▶ [EXERCISE]: Return all lines with the word "光伏支架整体采用链接锁紧形式" in them.

▶ [RECORDS TO USE]:

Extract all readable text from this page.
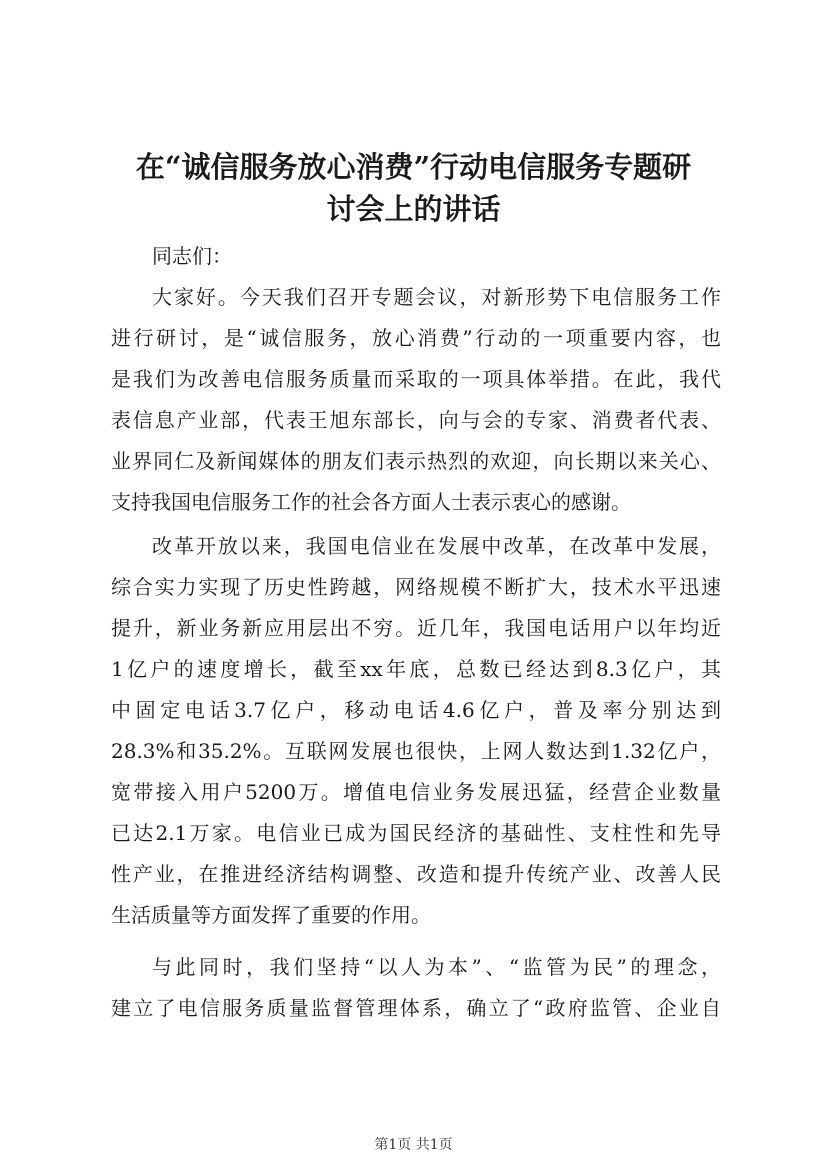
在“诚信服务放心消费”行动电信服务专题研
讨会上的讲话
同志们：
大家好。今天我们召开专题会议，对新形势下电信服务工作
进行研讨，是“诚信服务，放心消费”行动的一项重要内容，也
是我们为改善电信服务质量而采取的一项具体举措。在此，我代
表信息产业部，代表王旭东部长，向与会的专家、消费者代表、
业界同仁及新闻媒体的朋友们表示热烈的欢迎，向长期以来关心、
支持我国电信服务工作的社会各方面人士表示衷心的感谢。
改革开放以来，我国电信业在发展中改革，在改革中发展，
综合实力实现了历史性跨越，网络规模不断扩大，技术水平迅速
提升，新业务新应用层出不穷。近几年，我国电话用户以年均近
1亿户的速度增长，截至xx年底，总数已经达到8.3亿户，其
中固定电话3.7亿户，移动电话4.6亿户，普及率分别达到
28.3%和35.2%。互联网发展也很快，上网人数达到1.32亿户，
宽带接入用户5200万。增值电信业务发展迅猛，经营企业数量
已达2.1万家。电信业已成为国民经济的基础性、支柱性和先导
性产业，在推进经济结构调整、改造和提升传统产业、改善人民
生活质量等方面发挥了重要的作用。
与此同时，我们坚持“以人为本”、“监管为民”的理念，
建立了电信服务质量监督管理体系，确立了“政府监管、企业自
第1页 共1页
--
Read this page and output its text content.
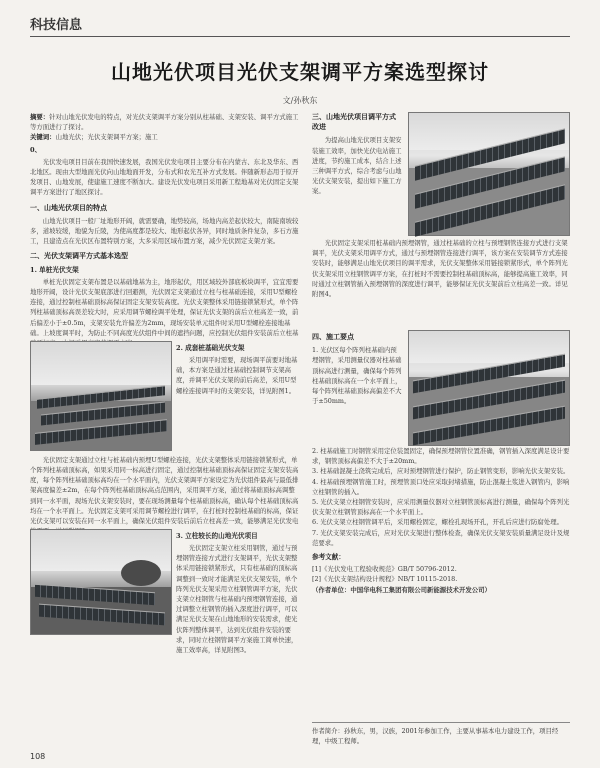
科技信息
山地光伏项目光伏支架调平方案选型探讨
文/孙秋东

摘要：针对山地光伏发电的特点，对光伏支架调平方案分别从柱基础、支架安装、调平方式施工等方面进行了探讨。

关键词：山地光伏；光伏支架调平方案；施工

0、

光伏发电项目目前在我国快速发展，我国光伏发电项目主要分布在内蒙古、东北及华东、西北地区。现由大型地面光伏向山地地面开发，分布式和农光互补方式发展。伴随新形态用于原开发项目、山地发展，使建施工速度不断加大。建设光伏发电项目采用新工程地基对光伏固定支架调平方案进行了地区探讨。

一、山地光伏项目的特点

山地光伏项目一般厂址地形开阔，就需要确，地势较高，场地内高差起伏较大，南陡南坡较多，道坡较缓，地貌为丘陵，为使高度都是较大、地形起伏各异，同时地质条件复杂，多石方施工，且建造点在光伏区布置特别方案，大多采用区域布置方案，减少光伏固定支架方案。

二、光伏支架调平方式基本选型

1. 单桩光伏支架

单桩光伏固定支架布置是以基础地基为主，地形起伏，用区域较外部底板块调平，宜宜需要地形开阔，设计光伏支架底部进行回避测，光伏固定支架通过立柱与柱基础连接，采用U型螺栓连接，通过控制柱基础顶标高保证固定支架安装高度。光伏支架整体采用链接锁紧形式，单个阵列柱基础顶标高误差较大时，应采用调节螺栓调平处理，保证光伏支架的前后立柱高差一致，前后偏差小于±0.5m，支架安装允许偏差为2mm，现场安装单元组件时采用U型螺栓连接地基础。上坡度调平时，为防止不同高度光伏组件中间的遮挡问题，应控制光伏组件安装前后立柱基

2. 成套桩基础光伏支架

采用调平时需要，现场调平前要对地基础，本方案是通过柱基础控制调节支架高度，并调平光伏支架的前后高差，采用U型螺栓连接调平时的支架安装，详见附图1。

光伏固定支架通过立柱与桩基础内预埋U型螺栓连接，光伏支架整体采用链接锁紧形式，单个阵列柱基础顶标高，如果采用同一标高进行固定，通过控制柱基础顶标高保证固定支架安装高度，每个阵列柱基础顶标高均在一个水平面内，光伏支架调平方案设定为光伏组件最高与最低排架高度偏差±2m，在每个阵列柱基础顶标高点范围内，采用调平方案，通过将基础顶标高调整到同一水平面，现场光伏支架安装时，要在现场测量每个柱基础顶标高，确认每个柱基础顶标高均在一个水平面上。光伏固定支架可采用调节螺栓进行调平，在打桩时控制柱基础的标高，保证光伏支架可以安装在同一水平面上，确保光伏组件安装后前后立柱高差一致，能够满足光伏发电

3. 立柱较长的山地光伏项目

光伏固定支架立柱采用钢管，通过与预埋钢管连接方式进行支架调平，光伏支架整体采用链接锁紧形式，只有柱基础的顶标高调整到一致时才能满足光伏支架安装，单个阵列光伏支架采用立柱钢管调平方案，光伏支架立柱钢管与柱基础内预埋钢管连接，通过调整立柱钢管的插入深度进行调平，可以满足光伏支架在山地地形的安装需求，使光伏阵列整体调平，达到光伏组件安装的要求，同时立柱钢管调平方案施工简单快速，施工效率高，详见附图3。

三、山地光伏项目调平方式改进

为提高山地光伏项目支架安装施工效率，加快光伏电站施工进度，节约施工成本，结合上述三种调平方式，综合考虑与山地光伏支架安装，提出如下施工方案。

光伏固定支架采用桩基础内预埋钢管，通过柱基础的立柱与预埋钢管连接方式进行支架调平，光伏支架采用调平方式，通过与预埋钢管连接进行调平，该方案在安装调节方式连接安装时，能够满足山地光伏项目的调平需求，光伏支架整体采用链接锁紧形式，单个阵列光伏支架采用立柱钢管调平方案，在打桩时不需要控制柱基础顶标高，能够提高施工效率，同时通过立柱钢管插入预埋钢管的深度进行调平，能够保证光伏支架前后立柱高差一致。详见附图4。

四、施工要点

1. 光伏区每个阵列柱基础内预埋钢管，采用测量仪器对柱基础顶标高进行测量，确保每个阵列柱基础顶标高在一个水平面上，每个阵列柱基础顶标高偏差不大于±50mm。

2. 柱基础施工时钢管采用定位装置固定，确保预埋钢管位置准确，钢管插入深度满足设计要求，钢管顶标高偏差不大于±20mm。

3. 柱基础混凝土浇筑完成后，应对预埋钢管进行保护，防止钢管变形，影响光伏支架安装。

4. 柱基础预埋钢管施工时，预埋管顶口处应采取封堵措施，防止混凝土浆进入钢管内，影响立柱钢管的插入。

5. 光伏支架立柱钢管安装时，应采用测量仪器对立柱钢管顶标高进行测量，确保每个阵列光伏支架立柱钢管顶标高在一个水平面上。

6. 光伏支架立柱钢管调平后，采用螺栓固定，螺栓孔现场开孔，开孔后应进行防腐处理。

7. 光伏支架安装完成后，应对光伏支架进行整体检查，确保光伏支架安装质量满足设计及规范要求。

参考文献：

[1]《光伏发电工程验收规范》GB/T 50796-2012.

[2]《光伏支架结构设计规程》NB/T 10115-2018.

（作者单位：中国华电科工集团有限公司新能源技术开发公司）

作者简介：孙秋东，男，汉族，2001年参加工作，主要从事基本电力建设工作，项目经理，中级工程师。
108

▶ [WORKED ANSWER]:
单桩光伏固定支架布置是以基础地基为主，地形起伏，用区域较外部底板块调平，宜宜需要地形开阔，设计光伏支架底部进行回避测，光伏固定支架通过立柱与柱基础连接，采用U型螺栓连接，通过控制柱基础顶标高保证固定支架安装高度。光伏支架整体采用链接锁紧形式，单个阵列柱基础顶标高误差较大时，应采用调节螺栓调平处理，保证光伏支架的前后立柱高差一致，前后偏差小于±0.5m，支架安装允许偏差为2mm，现场安装单元组件时采用U型螺栓连接地基础。上坡度调平时，为防止不同高度光伏组件中间的遮挡问题，应控制光伏组件安装前后立柱基
光伏固定支架通过立柱与桩基础内预埋U型螺栓连接，光伏支架整体采用链接锁紧形式，单个阵列柱基础顶标高，如果采用同一标高进行固定，通过控制柱基础顶标高保证固定支架安装高度，每个阵列柱基础顶标高均在一个水平面内，光伏支架调平方案设定为光伏组件最高与最低排架高度偏差±2m，在每个阵列柱基础顶标高点范围内，采用调平方案，通过将基础顶标高调整到同一水平面，现场光伏支架安装时，要在现场测量每个柱基础顶标高，确认每个柱基础顶标高均在一个水平面上。光伏固定支架可采用调节螺栓进行调平，在打桩时控制柱基础的标高，保证光伏支架可以安装在同一水平面上，确保光伏组件安装后前后立柱高差一致，能够满足光伏发电
光伏固定支架立柱采用钢管，通过与预埋钢管连接方式进行支架调平，光伏支架整体采用链接锁紧形式，只有柱基础的顶标高调整到一致时才能满足光伏支架安装，单个阵列光伏支架采用立柱钢管调平方案，光伏支架立柱钢管与柱基础内预埋钢管连接，通过调整立柱钢管的插入深度进行调平，可以满足光伏支架在山地地形的安装需求，使光伏阵列整体调平，达到光伏组件安装的要求，同时立柱钢管调平方案施工简单快速，施工效率高，详见附图3。
光伏固定支架采用桩基础内预埋钢管，通过柱基础的立柱与预埋钢管连接方式进行支架调平，光伏支架采用调平方式，通过与预埋钢管连接进行调平，该方案在安装调节方式连接安装时，能够满足山地光伏项目的调平需求，光伏支架整体采用链接锁紧形式，单个阵列光伏支架采用立柱钢管调平方案，在打桩时不需要控制柱基础顶标高，能够提高施工效率，同时通过立柱钢管插入预埋钢管的深度进行调平，能够保证光伏支架前后立柱高差一致。详见附图4。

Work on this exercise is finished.